-- Start of Input --

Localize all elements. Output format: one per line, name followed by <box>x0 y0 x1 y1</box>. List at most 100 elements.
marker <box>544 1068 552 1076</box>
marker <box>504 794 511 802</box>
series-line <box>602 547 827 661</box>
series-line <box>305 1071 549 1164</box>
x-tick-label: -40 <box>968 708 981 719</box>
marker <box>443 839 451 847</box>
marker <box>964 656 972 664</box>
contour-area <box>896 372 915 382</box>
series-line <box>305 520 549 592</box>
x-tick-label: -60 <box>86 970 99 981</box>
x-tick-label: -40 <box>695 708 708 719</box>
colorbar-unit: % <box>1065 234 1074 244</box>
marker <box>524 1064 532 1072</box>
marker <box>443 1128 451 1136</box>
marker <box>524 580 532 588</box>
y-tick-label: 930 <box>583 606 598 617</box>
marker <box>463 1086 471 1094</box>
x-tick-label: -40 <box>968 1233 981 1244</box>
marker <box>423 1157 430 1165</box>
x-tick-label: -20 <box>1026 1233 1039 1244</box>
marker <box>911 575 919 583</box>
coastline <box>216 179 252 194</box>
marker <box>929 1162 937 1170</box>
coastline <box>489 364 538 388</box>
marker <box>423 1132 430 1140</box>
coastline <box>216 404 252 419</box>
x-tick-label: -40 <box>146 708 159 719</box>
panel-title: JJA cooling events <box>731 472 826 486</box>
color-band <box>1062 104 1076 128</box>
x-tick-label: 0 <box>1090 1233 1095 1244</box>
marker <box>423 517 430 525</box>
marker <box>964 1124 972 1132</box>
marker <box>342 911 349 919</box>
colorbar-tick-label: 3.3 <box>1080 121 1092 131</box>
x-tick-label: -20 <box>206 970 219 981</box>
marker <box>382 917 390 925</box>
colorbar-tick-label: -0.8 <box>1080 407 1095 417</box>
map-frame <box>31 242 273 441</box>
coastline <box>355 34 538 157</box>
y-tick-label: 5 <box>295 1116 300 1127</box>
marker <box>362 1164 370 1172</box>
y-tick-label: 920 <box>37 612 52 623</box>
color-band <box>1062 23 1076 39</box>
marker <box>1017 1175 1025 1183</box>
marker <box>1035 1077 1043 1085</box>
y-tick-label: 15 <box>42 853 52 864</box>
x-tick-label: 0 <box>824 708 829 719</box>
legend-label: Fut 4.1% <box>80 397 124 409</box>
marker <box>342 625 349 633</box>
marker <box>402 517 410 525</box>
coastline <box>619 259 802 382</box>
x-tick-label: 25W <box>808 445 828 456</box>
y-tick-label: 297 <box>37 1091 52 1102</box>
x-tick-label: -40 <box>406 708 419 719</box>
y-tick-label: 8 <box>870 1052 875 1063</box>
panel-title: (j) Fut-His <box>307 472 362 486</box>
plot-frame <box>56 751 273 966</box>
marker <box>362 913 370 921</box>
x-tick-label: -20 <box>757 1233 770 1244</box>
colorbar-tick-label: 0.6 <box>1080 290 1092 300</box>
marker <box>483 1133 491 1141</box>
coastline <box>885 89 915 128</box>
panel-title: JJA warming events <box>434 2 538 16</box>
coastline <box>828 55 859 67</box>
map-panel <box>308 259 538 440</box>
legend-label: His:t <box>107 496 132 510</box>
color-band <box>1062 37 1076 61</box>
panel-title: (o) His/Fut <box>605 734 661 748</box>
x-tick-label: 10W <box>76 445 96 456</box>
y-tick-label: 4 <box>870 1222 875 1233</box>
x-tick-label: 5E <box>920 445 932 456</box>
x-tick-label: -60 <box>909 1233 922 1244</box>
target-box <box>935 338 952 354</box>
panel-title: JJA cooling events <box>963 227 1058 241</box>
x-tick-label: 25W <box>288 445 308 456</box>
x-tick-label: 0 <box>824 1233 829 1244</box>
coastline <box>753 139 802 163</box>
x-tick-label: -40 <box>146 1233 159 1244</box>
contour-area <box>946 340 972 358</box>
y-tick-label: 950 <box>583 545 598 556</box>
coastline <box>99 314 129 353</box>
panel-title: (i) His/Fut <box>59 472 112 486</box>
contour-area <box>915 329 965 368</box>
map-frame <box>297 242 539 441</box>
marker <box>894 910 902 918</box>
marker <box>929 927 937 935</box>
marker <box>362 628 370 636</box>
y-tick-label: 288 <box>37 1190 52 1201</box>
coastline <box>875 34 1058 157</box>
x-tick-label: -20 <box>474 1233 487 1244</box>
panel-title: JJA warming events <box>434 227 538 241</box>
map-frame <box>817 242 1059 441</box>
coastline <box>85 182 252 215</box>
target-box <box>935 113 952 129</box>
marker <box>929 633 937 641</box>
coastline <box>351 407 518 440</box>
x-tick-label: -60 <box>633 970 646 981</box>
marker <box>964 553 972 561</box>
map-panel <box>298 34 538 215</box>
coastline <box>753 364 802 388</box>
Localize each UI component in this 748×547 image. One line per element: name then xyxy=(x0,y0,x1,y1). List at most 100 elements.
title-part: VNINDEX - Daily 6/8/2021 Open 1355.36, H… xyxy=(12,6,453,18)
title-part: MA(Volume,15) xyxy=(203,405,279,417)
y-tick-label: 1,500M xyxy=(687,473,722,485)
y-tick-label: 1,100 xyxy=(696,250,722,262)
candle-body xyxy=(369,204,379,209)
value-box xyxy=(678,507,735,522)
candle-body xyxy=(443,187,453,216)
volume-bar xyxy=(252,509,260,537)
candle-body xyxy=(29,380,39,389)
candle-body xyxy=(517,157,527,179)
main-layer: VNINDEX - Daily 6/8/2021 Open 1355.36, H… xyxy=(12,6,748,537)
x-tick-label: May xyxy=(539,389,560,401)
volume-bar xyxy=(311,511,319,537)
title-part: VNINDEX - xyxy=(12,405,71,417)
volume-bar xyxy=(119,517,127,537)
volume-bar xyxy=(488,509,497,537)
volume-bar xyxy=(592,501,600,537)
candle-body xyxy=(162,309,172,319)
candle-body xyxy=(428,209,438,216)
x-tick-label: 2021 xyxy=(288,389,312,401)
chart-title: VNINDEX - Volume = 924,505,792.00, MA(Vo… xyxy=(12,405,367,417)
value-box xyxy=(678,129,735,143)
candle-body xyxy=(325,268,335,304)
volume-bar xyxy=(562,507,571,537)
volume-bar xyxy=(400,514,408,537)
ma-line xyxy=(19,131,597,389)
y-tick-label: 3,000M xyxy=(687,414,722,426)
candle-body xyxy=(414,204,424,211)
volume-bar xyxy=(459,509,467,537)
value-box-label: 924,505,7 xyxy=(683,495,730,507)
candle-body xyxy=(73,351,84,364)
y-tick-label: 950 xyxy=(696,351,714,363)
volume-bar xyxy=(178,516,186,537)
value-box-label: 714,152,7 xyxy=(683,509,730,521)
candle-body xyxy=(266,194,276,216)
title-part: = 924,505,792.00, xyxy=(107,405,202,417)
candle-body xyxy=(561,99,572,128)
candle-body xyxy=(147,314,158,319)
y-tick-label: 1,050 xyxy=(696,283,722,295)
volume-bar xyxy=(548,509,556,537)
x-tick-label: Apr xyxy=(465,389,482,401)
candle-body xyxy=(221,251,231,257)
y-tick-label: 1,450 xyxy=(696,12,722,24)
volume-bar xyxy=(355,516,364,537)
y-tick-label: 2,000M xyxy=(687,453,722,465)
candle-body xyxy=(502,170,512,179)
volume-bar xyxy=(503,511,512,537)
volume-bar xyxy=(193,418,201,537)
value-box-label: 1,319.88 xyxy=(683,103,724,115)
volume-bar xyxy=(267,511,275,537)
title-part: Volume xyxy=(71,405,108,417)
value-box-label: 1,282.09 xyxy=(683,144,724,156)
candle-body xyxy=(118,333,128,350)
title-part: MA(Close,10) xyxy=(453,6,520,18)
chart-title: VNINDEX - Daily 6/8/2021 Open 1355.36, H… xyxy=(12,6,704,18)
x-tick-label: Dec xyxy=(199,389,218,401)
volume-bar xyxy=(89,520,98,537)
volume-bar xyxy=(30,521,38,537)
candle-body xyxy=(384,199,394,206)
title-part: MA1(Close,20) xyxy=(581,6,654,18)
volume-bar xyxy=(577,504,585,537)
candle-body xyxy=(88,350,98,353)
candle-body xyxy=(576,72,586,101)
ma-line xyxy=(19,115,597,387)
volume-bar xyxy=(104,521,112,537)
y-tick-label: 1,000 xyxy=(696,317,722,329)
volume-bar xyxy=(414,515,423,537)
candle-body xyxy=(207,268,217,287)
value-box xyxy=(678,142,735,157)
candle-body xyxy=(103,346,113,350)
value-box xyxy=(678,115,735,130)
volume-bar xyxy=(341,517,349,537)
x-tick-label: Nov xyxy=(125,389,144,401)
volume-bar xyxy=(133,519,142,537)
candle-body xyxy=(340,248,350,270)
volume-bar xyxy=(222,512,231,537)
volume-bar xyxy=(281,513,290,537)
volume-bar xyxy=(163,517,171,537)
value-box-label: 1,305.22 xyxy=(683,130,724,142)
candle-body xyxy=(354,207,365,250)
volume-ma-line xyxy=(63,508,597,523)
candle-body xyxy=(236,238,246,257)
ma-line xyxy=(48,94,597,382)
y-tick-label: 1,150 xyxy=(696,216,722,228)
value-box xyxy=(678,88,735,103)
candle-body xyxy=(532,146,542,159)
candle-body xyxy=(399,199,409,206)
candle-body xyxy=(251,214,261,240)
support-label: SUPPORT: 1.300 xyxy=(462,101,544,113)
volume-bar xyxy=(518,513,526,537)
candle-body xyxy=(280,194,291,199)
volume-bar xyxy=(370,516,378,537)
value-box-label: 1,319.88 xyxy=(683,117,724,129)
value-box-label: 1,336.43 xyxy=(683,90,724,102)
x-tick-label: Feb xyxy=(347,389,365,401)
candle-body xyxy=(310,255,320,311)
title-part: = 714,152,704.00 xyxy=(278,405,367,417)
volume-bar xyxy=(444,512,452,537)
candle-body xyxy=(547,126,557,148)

-- End of Input --

Repeat the items word for word, from the very first line through the line containing "marker <box>463 1086 471 1094</box>".

=== Complete output ===
Localize all elements. Output format: one per line, name followed by <box>x0 y0 x1 y1</box>. List at most 100 elements.
marker <box>544 1068 552 1076</box>
marker <box>504 794 511 802</box>
series-line <box>602 547 827 661</box>
series-line <box>305 1071 549 1164</box>
x-tick-label: -40 <box>968 708 981 719</box>
marker <box>443 839 451 847</box>
marker <box>964 656 972 664</box>
contour-area <box>896 372 915 382</box>
series-line <box>305 520 549 592</box>
x-tick-label: -60 <box>86 970 99 981</box>
x-tick-label: -40 <box>695 708 708 719</box>
colorbar-unit: % <box>1065 234 1074 244</box>
marker <box>524 1064 532 1072</box>
marker <box>443 1128 451 1136</box>
marker <box>524 580 532 588</box>
y-tick-label: 930 <box>583 606 598 617</box>
marker <box>463 1086 471 1094</box>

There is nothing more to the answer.